What the task asks.
Among the entries below, find the lines with "Atmospheric" and copy them.

[Excerpt from a dataset]
* Begin *

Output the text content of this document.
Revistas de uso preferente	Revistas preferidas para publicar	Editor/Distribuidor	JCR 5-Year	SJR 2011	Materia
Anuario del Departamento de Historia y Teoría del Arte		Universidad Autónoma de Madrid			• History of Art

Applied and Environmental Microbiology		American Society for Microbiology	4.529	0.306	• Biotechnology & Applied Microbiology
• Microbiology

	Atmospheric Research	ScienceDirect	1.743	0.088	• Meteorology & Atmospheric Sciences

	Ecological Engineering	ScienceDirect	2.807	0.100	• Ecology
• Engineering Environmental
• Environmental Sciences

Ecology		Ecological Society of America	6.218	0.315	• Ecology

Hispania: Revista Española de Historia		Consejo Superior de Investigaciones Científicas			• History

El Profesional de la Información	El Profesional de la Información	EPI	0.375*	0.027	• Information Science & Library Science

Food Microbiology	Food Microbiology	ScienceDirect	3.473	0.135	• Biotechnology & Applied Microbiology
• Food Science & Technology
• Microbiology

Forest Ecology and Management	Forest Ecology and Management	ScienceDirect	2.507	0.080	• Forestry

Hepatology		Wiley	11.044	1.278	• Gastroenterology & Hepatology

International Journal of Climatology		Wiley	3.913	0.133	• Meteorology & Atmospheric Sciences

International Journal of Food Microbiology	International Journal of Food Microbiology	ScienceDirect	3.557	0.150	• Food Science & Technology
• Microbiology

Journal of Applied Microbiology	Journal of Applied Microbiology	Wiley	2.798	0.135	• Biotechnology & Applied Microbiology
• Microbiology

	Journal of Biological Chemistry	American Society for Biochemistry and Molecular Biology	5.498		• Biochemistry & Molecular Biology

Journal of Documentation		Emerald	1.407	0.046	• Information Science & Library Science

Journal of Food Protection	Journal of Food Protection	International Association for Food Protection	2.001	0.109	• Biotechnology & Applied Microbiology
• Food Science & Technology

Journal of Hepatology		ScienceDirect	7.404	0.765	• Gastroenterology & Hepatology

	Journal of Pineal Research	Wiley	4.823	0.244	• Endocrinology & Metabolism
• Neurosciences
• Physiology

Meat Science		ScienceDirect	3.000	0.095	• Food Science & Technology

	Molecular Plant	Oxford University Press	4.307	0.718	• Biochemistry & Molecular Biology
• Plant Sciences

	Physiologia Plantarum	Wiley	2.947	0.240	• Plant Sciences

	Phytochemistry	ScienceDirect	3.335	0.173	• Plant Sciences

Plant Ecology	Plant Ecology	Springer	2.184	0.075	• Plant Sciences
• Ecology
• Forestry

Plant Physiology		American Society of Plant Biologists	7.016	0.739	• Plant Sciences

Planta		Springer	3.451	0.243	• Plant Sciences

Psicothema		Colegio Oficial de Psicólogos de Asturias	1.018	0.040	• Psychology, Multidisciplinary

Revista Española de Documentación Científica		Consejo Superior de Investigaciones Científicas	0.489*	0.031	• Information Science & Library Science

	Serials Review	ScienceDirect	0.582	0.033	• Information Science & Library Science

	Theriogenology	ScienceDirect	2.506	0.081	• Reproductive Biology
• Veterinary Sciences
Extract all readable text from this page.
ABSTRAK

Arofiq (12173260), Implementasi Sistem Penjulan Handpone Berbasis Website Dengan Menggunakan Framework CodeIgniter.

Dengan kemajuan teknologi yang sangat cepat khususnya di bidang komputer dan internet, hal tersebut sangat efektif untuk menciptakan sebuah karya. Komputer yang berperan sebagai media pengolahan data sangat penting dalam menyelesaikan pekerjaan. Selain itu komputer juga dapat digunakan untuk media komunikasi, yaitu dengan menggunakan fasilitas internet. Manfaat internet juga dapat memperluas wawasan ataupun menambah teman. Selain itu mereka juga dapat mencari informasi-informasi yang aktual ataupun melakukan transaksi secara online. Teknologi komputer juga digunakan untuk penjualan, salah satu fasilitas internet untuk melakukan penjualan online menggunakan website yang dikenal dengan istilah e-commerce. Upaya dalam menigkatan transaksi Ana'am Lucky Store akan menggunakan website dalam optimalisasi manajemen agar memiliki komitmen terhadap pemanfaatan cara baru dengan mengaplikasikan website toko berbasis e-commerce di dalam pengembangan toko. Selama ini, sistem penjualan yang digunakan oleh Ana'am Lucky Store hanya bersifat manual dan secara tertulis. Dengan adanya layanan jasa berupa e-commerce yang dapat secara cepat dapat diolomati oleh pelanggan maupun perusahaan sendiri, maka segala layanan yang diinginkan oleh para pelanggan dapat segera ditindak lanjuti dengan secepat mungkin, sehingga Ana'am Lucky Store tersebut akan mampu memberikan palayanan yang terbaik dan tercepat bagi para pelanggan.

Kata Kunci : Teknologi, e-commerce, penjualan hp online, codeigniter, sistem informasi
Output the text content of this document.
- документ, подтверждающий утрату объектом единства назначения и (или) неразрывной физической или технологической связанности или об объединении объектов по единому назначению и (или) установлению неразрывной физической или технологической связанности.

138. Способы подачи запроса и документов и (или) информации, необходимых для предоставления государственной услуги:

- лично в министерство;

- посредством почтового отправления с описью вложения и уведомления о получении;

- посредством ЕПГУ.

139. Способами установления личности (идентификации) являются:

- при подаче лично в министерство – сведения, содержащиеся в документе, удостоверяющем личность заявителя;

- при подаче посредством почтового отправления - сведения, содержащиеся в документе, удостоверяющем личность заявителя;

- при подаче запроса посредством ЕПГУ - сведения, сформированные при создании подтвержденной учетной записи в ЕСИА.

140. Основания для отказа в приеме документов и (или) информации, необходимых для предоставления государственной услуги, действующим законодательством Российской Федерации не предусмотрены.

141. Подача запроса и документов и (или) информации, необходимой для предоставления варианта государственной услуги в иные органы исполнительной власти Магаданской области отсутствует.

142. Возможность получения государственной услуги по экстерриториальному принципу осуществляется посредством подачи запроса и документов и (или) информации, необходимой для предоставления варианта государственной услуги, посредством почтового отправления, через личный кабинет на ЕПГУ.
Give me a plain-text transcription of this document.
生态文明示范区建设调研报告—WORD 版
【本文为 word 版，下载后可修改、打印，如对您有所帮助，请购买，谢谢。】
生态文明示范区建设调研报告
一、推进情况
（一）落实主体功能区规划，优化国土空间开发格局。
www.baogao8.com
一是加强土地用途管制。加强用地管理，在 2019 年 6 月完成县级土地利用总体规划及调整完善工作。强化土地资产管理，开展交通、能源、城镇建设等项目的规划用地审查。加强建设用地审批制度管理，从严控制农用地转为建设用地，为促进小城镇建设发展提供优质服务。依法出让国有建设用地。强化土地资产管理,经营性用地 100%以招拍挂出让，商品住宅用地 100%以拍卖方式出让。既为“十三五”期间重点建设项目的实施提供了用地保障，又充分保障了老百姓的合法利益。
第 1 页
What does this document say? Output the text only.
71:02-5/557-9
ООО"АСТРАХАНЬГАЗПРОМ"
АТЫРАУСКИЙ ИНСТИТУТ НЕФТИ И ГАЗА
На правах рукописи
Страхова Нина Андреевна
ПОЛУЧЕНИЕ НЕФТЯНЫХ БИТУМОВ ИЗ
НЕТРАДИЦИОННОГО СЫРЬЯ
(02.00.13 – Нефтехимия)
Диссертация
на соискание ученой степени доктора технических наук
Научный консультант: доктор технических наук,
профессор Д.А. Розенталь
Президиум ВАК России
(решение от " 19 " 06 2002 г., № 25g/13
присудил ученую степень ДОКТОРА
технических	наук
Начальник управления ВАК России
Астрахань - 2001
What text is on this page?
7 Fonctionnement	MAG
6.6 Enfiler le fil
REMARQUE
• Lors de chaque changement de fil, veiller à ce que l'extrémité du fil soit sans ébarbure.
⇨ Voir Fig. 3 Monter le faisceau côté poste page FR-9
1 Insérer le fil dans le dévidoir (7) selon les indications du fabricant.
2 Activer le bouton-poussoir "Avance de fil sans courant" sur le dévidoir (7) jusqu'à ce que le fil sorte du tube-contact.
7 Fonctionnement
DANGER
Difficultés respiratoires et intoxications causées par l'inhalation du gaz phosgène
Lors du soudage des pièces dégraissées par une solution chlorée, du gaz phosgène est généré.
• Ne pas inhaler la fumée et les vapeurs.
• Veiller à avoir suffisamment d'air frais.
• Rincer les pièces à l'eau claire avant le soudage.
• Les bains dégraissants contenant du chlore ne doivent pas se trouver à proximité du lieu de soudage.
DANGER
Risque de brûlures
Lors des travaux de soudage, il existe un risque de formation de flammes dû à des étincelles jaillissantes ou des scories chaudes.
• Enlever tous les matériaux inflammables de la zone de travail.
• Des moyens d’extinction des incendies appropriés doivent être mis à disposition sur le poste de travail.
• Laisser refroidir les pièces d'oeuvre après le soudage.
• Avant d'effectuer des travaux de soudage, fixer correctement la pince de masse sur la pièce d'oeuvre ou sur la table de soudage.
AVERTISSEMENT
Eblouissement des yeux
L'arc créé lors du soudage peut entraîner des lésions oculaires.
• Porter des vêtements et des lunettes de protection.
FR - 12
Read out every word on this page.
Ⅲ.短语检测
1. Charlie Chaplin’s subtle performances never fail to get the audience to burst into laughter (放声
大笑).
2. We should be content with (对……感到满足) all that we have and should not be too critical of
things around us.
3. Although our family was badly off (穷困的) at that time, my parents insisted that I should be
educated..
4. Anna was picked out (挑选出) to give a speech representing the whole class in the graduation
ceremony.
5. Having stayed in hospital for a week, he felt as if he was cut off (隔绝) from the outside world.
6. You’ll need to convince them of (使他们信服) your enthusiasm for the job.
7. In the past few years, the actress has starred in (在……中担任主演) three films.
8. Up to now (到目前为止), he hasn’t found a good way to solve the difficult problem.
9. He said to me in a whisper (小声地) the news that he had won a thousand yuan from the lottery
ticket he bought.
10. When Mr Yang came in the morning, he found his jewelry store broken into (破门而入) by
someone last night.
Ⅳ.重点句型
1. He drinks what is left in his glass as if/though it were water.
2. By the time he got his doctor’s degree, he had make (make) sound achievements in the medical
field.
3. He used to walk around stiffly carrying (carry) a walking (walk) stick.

* End *

The solution.
	Atmospheric Research	ScienceDirect	1.743	0.088	• Meteorology & Atmospheric Sciences
International Journal of Climatology		Wiley	3.913	0.133	• Meteorology & Atmospheric Sciences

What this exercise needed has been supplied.